── Exercise input
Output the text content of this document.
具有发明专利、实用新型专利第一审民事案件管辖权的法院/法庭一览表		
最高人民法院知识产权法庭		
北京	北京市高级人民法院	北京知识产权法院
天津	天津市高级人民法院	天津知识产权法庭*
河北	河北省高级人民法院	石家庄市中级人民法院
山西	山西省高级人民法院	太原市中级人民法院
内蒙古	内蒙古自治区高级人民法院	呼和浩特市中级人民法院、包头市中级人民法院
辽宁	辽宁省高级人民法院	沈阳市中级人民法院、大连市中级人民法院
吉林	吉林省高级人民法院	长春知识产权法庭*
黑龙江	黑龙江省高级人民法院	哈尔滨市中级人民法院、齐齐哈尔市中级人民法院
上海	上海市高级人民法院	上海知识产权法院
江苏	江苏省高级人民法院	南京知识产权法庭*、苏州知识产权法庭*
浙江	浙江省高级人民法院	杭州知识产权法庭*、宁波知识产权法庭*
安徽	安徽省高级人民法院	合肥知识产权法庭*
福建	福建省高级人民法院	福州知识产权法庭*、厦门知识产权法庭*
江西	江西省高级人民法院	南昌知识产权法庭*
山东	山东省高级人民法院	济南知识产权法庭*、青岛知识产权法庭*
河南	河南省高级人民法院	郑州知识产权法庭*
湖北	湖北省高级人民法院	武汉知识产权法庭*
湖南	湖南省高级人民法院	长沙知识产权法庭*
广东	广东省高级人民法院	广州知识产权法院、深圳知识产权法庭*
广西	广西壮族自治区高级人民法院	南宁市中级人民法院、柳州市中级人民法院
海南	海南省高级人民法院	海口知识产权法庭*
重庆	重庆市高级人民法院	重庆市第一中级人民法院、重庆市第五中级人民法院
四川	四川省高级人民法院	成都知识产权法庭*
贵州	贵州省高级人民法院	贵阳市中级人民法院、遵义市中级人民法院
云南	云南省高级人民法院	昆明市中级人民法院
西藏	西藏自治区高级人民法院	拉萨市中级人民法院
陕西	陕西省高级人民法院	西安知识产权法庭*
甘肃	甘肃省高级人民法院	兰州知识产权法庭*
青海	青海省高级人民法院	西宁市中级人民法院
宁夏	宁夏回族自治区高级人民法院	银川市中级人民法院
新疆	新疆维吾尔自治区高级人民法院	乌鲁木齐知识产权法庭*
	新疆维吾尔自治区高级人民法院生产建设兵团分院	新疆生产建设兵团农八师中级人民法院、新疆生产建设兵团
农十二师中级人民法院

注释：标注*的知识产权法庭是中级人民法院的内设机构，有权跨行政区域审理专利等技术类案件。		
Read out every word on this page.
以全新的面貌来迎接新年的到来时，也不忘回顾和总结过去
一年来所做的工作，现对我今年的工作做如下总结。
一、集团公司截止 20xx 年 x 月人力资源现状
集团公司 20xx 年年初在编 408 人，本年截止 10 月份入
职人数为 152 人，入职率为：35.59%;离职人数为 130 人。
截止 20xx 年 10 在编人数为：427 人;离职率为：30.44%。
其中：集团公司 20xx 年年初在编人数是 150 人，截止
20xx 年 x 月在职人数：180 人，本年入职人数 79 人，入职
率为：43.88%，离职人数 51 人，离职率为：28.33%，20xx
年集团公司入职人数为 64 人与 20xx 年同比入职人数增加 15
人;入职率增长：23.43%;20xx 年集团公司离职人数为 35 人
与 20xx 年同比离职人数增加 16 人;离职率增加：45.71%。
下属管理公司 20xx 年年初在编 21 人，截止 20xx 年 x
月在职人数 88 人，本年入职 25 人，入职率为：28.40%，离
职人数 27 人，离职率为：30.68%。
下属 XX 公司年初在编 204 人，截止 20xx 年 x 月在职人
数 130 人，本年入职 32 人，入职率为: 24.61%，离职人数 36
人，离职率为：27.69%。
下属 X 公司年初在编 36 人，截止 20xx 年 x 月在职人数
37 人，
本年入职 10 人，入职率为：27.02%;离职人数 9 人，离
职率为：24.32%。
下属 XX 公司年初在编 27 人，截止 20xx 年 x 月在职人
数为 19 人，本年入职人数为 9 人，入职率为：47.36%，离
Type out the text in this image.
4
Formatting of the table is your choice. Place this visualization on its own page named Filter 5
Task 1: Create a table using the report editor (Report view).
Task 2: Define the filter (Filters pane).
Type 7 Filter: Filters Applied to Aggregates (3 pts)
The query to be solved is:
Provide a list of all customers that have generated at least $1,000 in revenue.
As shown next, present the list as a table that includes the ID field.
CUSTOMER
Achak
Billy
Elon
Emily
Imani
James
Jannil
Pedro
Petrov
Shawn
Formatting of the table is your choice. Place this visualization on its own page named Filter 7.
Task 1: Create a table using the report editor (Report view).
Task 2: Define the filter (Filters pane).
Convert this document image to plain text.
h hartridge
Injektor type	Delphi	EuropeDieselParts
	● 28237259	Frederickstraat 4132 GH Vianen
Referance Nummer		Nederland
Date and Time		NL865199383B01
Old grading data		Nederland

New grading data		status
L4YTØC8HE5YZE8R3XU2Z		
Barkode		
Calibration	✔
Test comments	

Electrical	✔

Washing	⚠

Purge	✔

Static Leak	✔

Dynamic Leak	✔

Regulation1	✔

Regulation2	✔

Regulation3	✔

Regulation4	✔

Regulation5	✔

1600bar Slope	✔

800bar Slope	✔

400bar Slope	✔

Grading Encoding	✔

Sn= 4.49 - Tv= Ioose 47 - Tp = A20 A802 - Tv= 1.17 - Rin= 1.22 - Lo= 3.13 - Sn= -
────
Exercise instructions: Using the listing above, gather each line that holds the string "Place" and copy it.

Reply:
Formatting of the table is your choice. Place this visualization on its own page named Filter 5
Formatting of the table is your choice. Place this visualization on its own page named Filter 7.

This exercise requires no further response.